» **SET PROBLEM**:
Count how many lines of the material contain the string "bahwa", then give that number and nothing more.

» **TASK MATERIAL**:
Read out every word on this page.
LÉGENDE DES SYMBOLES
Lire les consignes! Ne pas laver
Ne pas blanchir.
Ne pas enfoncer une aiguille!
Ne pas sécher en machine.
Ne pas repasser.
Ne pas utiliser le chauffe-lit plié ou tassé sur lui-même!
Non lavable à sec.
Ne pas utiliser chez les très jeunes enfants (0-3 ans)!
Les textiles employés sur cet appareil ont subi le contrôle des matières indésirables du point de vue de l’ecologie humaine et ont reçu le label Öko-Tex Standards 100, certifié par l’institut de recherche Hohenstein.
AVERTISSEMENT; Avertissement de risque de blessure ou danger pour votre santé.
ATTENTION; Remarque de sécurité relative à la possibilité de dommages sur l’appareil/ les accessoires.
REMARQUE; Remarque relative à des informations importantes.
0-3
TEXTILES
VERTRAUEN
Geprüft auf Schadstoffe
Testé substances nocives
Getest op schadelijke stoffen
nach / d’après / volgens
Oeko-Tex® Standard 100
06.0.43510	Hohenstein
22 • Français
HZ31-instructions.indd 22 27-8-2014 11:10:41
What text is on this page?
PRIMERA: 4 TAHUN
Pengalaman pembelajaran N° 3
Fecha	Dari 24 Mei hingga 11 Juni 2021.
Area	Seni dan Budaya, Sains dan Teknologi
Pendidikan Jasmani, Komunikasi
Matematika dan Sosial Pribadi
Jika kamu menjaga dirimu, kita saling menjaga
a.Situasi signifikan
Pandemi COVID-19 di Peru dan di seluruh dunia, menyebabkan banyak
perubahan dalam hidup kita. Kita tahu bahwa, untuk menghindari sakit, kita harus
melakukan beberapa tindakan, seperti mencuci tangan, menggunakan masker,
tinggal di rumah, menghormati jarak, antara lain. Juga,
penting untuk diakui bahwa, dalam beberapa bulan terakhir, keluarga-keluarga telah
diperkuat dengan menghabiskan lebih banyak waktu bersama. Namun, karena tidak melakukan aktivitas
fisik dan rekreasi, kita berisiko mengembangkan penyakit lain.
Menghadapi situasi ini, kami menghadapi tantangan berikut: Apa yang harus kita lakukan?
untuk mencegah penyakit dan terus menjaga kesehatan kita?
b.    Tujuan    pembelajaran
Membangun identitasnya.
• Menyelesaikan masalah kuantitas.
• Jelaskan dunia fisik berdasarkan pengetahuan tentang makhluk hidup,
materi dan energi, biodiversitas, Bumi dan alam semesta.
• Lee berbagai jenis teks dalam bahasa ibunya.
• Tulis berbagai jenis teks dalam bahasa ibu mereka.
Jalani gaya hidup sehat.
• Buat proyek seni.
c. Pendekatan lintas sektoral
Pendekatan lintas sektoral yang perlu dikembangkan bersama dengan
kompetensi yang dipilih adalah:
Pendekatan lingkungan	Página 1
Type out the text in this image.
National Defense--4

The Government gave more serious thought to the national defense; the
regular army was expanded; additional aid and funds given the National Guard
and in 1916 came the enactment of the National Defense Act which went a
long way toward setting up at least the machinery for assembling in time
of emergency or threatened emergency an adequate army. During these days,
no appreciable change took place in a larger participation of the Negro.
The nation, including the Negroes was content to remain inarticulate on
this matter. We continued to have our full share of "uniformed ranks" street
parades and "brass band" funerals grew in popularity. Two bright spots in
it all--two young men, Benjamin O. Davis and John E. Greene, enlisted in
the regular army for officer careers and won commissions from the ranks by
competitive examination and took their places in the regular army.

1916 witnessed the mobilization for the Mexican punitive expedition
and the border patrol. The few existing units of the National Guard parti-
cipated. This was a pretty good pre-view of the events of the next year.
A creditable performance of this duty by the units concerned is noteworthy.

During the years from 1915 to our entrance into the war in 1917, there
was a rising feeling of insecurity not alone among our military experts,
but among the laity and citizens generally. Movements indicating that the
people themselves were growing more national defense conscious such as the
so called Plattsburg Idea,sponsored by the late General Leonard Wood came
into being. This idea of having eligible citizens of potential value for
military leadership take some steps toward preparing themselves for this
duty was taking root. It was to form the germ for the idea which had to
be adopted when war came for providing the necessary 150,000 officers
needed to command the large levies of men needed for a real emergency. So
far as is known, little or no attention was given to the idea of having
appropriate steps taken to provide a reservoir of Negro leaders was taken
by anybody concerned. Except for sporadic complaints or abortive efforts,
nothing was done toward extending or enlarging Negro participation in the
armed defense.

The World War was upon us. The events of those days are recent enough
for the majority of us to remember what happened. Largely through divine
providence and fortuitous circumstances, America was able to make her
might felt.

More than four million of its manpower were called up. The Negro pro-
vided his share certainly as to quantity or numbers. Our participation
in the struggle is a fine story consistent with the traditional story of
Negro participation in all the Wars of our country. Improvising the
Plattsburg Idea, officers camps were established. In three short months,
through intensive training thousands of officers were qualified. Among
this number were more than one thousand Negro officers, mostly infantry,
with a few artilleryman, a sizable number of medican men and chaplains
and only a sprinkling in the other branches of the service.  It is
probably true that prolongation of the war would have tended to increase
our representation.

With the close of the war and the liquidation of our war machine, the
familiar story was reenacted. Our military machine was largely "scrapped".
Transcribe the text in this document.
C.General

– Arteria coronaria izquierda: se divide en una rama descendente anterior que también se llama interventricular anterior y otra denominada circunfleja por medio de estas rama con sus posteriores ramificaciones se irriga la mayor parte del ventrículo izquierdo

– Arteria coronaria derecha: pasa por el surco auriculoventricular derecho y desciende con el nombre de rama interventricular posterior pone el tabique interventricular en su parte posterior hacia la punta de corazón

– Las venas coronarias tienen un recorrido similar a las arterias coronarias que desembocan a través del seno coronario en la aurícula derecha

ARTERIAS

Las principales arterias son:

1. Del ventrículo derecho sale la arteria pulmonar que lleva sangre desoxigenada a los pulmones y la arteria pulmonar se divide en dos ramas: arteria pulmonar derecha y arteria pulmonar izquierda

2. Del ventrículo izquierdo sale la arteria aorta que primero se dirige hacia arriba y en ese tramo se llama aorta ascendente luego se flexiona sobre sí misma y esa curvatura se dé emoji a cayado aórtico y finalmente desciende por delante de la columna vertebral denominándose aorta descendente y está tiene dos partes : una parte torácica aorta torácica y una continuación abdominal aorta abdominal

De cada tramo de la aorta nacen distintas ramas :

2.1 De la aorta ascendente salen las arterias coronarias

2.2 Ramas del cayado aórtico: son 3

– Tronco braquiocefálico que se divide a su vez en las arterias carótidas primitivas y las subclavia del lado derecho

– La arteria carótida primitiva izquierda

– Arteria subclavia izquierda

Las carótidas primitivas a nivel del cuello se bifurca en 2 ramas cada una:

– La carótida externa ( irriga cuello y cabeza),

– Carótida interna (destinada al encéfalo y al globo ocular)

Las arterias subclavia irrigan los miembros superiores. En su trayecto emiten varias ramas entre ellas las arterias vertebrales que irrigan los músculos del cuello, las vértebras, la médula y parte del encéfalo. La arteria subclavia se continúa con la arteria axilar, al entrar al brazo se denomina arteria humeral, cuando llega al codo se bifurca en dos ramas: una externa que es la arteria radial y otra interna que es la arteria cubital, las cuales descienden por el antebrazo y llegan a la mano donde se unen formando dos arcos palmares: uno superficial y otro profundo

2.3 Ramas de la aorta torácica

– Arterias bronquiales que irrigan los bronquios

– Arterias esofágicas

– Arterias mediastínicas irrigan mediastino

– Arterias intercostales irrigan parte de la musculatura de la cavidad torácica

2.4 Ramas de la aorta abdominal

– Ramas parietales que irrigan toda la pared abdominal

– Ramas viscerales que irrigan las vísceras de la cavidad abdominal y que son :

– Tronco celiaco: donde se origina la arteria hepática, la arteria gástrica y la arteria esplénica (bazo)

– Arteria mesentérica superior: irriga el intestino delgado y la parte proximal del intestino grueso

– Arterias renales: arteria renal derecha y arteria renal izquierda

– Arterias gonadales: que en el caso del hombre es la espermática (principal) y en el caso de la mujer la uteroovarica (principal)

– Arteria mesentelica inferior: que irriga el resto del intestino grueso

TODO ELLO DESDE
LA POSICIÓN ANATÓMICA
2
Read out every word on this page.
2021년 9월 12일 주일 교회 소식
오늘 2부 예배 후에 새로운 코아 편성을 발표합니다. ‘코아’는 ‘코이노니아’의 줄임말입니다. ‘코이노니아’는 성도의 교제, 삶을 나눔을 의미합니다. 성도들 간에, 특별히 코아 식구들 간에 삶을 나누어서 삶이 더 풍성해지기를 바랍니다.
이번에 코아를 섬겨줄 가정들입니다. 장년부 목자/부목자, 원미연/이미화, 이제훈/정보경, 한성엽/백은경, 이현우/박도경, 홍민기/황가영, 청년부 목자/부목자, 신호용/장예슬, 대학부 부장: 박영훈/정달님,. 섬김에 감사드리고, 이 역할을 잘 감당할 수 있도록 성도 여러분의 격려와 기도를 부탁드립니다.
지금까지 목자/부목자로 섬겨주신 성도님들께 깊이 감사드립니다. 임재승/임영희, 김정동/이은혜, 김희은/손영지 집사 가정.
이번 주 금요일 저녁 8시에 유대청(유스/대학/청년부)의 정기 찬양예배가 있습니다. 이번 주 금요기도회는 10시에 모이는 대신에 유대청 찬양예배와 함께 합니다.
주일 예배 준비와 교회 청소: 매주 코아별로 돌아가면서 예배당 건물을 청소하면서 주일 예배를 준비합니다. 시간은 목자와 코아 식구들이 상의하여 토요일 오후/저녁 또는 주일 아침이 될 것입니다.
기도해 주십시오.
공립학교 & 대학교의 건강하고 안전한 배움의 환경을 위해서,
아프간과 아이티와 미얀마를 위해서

» **THE SOLUTION**:
2